Repeat each line exactly as it is written.

##########

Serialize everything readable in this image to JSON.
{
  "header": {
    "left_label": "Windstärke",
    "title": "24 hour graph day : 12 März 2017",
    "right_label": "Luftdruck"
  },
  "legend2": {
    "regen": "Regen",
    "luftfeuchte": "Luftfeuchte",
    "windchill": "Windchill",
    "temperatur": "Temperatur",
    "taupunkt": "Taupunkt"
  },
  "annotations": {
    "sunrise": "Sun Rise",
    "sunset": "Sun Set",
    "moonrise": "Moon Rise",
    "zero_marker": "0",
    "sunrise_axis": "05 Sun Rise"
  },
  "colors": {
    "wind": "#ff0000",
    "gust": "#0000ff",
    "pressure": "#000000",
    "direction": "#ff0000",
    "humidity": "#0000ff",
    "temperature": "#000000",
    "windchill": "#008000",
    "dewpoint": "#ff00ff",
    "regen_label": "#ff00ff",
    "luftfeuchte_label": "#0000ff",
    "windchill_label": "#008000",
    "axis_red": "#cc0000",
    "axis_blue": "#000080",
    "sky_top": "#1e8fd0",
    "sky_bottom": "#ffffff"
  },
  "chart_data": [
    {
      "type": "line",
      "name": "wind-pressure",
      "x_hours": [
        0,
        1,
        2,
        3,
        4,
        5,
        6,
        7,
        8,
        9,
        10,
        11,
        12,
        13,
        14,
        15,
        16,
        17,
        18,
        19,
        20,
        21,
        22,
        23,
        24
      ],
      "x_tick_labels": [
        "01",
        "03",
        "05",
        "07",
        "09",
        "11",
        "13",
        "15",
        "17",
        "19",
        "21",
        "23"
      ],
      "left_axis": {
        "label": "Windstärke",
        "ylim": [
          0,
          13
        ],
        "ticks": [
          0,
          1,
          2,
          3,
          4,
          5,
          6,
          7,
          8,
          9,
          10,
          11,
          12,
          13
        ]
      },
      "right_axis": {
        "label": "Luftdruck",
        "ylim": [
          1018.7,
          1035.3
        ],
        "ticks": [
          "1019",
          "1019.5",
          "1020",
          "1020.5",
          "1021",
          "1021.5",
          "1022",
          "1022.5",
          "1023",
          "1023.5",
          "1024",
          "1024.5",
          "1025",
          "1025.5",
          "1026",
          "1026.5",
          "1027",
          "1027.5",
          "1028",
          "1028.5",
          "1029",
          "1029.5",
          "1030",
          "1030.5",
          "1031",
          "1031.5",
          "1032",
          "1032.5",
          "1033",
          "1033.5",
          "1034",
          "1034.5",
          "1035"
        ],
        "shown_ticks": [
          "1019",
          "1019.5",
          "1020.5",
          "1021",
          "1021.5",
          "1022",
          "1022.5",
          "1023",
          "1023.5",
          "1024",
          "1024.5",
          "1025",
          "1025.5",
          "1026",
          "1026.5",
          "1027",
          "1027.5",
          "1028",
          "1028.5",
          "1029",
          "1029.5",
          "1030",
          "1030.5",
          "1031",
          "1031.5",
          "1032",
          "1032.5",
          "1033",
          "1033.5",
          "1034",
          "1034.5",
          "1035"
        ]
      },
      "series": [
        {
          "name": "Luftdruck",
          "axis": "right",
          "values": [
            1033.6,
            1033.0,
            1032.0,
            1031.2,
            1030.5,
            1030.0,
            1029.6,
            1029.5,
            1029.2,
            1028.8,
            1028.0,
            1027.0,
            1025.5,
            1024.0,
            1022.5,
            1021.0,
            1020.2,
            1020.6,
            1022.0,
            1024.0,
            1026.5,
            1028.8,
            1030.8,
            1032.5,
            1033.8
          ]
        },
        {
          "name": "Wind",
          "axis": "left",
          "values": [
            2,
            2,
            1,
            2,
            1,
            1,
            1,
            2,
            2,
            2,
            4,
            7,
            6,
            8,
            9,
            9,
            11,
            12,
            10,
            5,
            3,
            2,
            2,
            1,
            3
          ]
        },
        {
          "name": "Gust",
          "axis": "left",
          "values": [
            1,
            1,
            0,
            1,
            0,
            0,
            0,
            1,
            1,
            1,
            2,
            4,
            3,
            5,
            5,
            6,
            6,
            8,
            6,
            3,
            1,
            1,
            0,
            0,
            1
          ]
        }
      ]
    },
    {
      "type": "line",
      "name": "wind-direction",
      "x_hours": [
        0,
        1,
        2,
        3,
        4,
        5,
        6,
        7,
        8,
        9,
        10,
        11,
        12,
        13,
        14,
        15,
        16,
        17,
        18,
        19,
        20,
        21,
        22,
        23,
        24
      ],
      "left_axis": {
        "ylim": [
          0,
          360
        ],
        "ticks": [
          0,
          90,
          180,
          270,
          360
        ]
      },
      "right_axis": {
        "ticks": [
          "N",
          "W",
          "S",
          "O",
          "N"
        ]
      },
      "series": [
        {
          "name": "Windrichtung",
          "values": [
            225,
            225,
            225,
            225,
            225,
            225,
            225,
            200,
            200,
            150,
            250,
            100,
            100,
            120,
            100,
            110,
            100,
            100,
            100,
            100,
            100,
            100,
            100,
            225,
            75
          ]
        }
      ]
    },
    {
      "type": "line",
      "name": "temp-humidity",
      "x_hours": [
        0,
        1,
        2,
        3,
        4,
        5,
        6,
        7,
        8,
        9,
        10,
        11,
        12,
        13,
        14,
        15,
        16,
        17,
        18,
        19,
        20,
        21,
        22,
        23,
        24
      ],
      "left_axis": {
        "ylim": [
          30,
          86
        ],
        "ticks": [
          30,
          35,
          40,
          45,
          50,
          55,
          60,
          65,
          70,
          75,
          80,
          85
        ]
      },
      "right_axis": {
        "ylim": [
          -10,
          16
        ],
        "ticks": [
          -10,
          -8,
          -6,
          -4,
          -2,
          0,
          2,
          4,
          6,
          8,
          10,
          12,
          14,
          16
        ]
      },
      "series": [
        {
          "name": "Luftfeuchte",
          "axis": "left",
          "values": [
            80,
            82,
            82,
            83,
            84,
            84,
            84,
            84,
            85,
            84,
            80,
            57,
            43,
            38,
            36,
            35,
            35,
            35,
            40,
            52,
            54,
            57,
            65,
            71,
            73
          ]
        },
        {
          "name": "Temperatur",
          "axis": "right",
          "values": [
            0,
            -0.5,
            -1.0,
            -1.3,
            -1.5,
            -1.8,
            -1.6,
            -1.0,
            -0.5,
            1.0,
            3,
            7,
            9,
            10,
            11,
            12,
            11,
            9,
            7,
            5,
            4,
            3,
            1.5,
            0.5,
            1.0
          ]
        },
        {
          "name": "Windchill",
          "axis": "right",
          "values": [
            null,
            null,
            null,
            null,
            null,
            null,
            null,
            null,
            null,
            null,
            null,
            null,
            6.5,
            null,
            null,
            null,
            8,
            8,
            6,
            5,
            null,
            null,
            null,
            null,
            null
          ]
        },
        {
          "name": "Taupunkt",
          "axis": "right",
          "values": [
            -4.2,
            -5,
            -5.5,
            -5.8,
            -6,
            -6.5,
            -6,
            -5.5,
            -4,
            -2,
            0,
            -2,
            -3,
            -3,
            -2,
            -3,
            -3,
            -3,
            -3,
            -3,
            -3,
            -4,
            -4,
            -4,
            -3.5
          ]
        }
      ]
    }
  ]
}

##########

Exercise response:
Serialize everything readable in this image to JSON.
{
  "header": {
    "left_label": "Windstärke",
    "title": "24 hour graph day : 12 März 2017",
    "right_label": "Luftdruck"
  },
  "legend2": {
    "regen": "Regen",
    "luftfeuchte": "Luftfeuchte",
    "windchill": "Windchill",
    "temperatur": "Temperatur",
    "taupunkt": "Taupunkt"
  },
  "annotations": {
    "sunrise": "Sun Rise",
    "sunset": "Sun Set",
    "moonrise": "Moon Rise",
    "zero_marker": "0",
    "sunrise_axis": "05 Sun Rise"
  },
  "colors": {
    "wind": "#ff0000",
    "gust": "#0000ff",
    "pressure": "#000000",
    "direction": "#ff0000",
    "humidity": "#0000ff",
    "temperature": "#000000",
    "windchill": "#008000",
    "dewpoint": "#ff00ff",
    "regen_label": "#ff00ff",
    "luftfeuchte_label": "#0000ff",
    "windchill_label": "#008000",
    "axis_red": "#cc0000",
    "axis_blue": "#000080",
    "sky_top": "#1e8fd0",
    "sky_bottom": "#ffffff"
  },
  "chart_data": [
    {
      "type": "line",
      "name": "wind-pressure",
      "x_hours": [
        0,
        1,
        2,
        3,
        4,
        5,
        6,
        7,
        8,
        9,
        10,
        11,
        12,
        13,
        14,
        15,
        16,
        17,
        18,
        19,
        20,
        21,
        22,
        23,
        24
      ],
      "x_tick_labels": [
        "01",
        "03",
        "05",
        "07",
        "09",
        "11",
        "13",
        "15",
        "17",
        "19",
        "21",
        "23"
      ],
      "left_axis": {
        "label": "Windstärke",
        "ylim": [
          0,
          13
        ],
        "ticks": [
          0,
          1,
          2,
          3,
          4,
          5,
          6,
          7,
          8,
          9,
          10,
          11,
          12,
          13
        ]
      },
      "right_axis": {
        "label": "Luftdruck",
        "ylim": [
          1018.7,
          1035.3
        ],
        "ticks": [
          "1019",
          "1019.5",
          "1020",
          "1020.5",
          "1021",
          "1021.5",
          "1022",
          "1022.5",
          "1023",
          "1023.5",
          "1024",
          "1024.5",
          "1025",
          "1025.5",
          "1026",
          "1026.5",
          "1027",
          "1027.5",
          "1028",
          "1028.5",
          "1029",
          "1029.5",
          "1030",
          "1030.5",
          "1031",
          "1031.5",
          "1032",
          "1032.5",
          "1033",
          "1033.5",
          "1034",
          "1034.5",
          "1035"
        ],
        "shown_ticks": [
          "1019",
          "1019.5",
          "1020.5",
          "1021",
          "1021.5",
          "1022",
          "1022.5",
          "1023",
          "1023.5",
          "1024",
          "1024.5",
          "1025",
          "1025.5",
          "1026",
          "1026.5",
          "1027",
          "1027.5",
          "1028",
          "1028.5",
          "1029",
          "1029.5",
          "1030",
          "1030.5",
          "1031",
          "1031.5",
          "1032",
          "1032.5",
          "1033",
          "1033.5",
          "1034",
          "1034.5",
          "1035"
        ]
      },
      "series": [
        {
          "name": "Luftdruck",
          "axis": "right",
          "values": [
            1033.6,
            1033.0,
            1032.0,
            1031.2,
            1030.5,
            1030.0,
            1029.6,
            1029.5,
            1029.2,
            1028.8,
            1028.0,
            1027.0,
            1025.5,
            1024.0,
            1022.5,
            1021.0,
            1020.2,
            1020.6,
            1022.0,
            1024.0,
            1026.5,
            1028.8,
            1030.8,
            1032.5,
            1033.8
          ]
        },
        {
          "name": "Wind",
          "axis": "left",
          "values": [
            2,
            2,
            1,
            2,
            1,
            1,
            1,
            2,
            2,
            2,
            4,
            7,
            6,
            8,
            9,
            9,
            11,
            12,
            10,
            5,
            3,
            2,
            2,
            1,
            3
          ]
        },
        {
          "name": "Gust",
          "axis": "left",
          "values": [
            1,
            1,
            0,
            1,
            0,
            0,
            0,
            1,
            1,
            1,
            2,
            4,
            3,
            5,
            5,
            6,
            6,
            8,
            6,
            3,
            1,
            1,
            0,
            0,
            1
          ]
        }
      ]
    },
    {
      "type": "line",
      "name": "wind-direction",
      "x_hours": [
        0,
        1,
        2,
        3,
        4,
        5,
        6,
        7,
        8,
        9,
        10,
        11,
        12,
        13,
        14,
        15,
        16,
        17,
        18,
        19,
        20,
        21,
        22,
        23,
        24
      ],
      "left_axis": {
        "ylim": [
          0,
          360
        ],
        "ticks": [
          0,
          90,
          180,
          270,
          360
        ]
      },
      "right_axis": {
        "ticks": [
          "N",
          "W",
          "S",
          "O",
          "N"
        ]
      },
      "series": [
        {
          "name": "Windrichtung",
          "values": [
            225,
            225,
            225,
            225,
            225,
            225,
            225,
            200,
            200,
            150,
            250,
            100,
            100,
            120,
            100,
            110,
            100,
            100,
            100,
            100,
            100,
            100,
            100,
            225,
            75
          ]
        }
      ]
    },
    {
      "type": "line",
      "name": "temp-humidity",
      "x_hours": [
        0,
        1,
        2,
        3,
        4,
        5,
        6,
        7,
        8,
        9,
        10,
        11,
        12,
        13,
        14,
        15,
        16,
        17,
        18,
        19,
        20,
        21,
        22,
        23,
        24
      ],
      "left_axis": {
        "ylim": [
          30,
          86
        ],
        "ticks": [
          30,
          35,
          40,
          45,
          50,
          55,
          60,
          65,
          70,
          75,
          80,
          85
        ]
      },
      "right_axis": {
        "ylim": [
          -10,
          16
        ],
        "ticks": [
          -10,
          -8,
          -6,
          -4,
          -2,
          0,
          2,
          4,
          6,
          8,
          10,
          12,
          14,
          16
        ]
      },
      "series": [
        {
          "name": "Luftfeuchte",
          "axis": "left",
          "values": [
            80,
            82,
            82,
            83,
            84,
            84,
            84,
            84,
            85,
            84,
            80,
            57,
            43,
            38,
            36,
            35,
            35,
            35,
            40,
            52,
            54,
            57,
            65,
            71,
            73
          ]
        },
        {
          "name": "Temperatur",
          "axis": "right",
          "values": [
            0,
            -0.5,
            -1.0,
            -1.3,
            -1.5,
            -1.8,
            -1.6,
            -1.0,
            -0.5,
            1.0,
            3,
            7,
            9,
            10,
            11,
            12,
            11,
            9,
            7,
            5,
            4,
            3,
            1.5,
            0.5,
            1.0
          ]
        },
        {
          "name": "Windchill",
          "axis": "right",
          "values": [
            null,
            null,
            null,
            null,
            null,
            null,
            null,
            null,
            null,
            null,
            null,
            null,
            6.5,
            null,
            null,
            null,
            8,
            8,
            6,
            5,
            null,
            null,
            null,
            null,
            null
          ]
        },
        {
          "name": "Taupunkt",
          "axis": "right",
          "values": [
            -4.2,
            -5,
            -5.5,
            -5.8,
            -6,
            -6.5,
            -6,
            -5.5,
            -4,
            -2,
            0,
            -2,
            -3,
            -3,
            -2,
            -3,
            -3,
            -3,
            -3,
            -3,
            -3,
            -4,
            -4,
            -4,
            -3.5
          ]
        }
      ]
    }
  ]
}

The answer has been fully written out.